• [Direction]: Every entry must be repeated exactly. Exclude all pictures.

• [Items from a data source]:
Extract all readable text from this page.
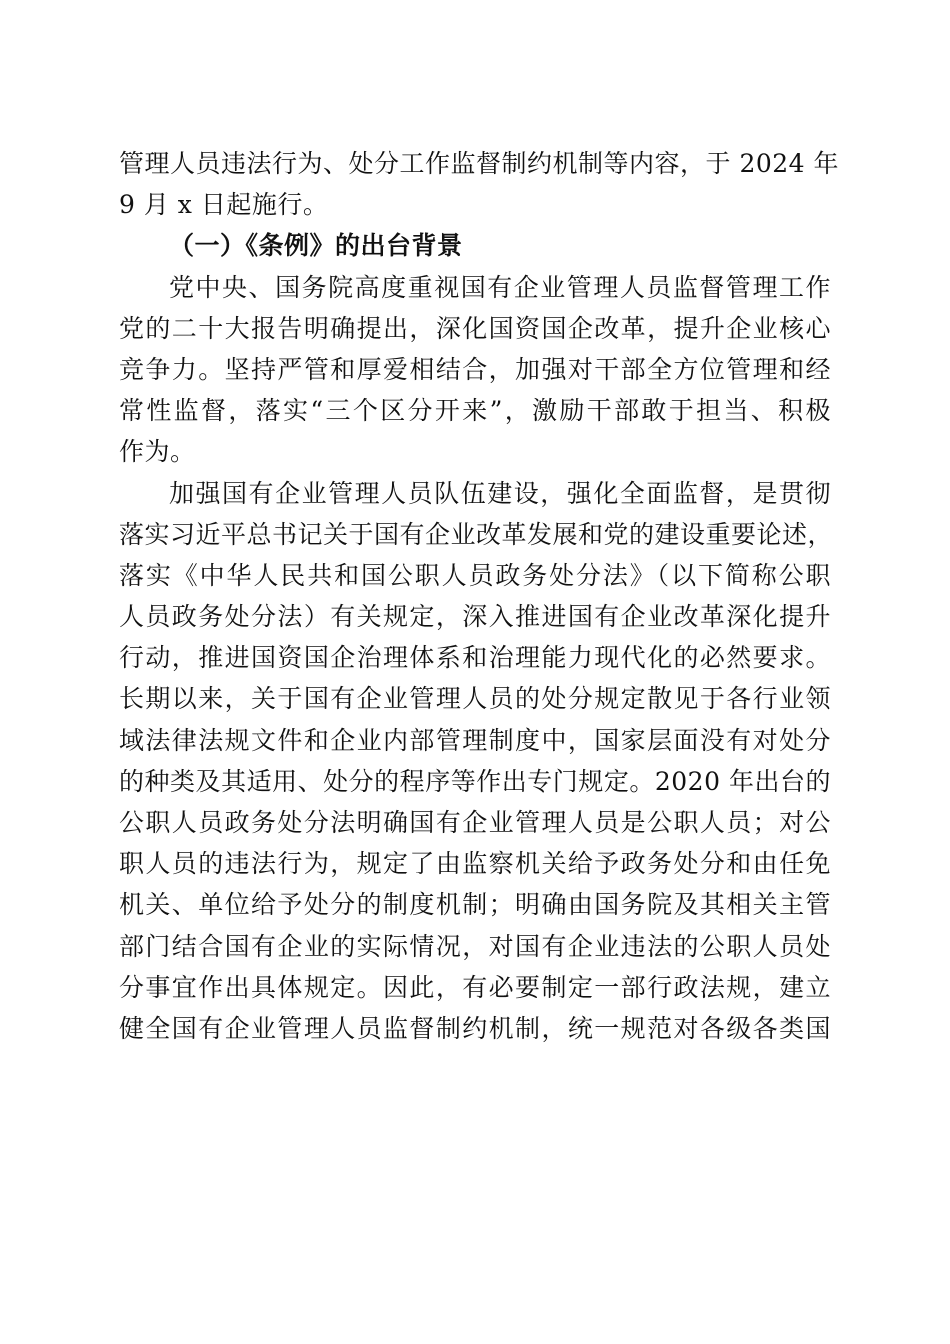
管理人员违法行为、处分工作监督制约机制等内容，于 2024 年
9 月 x 日起施行。
（一）《条例》的出台背景
党中央、国务院高度重视国有企业管理人员监督管理工作
党的二十大报告明确提出，深化国资国企改革，提升企业核心
竞争力。坚持严管和厚爱相结合，加强对干部全方位管理和经
常性监督，落实“三个区分开来”，激励干部敢于担当、积极
作为。
加强国有企业管理人员队伍建设，强化全面监督，是贯彻
落实习近平总书记关于国有企业改革发展和党的建设重要论述，
落实《中华人民共和国公职人员政务处分法》（以下简称公职
人员政务处分法）有关规定，深入推进国有企业改革深化提升
行动，推进国资国企治理体系和治理能力现代化的必然要求。
长期以来，关于国有企业管理人员的处分规定散见于各行业领
域法律法规文件和企业内部管理制度中，国家层面没有对处分
的种类及其适用、处分的程序等作出专门规定。2020 年出台的
公职人员政务处分法明确国有企业管理人员是公职人员；对公
职人员的违法行为，规定了由监察机关给予政务处分和由任免
机关、单位给予处分的制度机制；明确由国务院及其相关主管
部门结合国有企业的实际情况，对国有企业违法的公职人员处
分事宜作出具体规定。因此，有必要制定一部行政法规，建立
健全国有企业管理人员监督制约机制，统一规范对各级各类国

• [Answer to this task]:
Extract all readable text from this page.
管理人员违法行为、处分工作监督制约机制等内容，于 2024 年
9 月 x 日起施行。
（一）《条例》的出台背景
党中央、国务院高度重视国有企业管理人员监督管理工作
党的二十大报告明确提出，深化国资国企改革，提升企业核心
竞争力。坚持严管和厚爱相结合，加强对干部全方位管理和经
常性监督，落实“三个区分开来”，激励干部敢于担当、积极
作为。
加强国有企业管理人员队伍建设，强化全面监督，是贯彻
落实习近平总书记关于国有企业改革发展和党的建设重要论述，
落实《中华人民共和国公职人员政务处分法》（以下简称公职
人员政务处分法）有关规定，深入推进国有企业改革深化提升
行动，推进国资国企治理体系和治理能力现代化的必然要求。
长期以来，关于国有企业管理人员的处分规定散见于各行业领
域法律法规文件和企业内部管理制度中，国家层面没有对处分
的种类及其适用、处分的程序等作出专门规定。2020 年出台的
公职人员政务处分法明确国有企业管理人员是公职人员；对公
职人员的违法行为，规定了由监察机关给予政务处分和由任免
机关、单位给予处分的制度机制；明确由国务院及其相关主管
部门结合国有企业的实际情况，对国有企业违法的公职人员处
分事宜作出具体规定。因此，有必要制定一部行政法规，建立
健全国有企业管理人员监督制约机制，统一规范对各级各类国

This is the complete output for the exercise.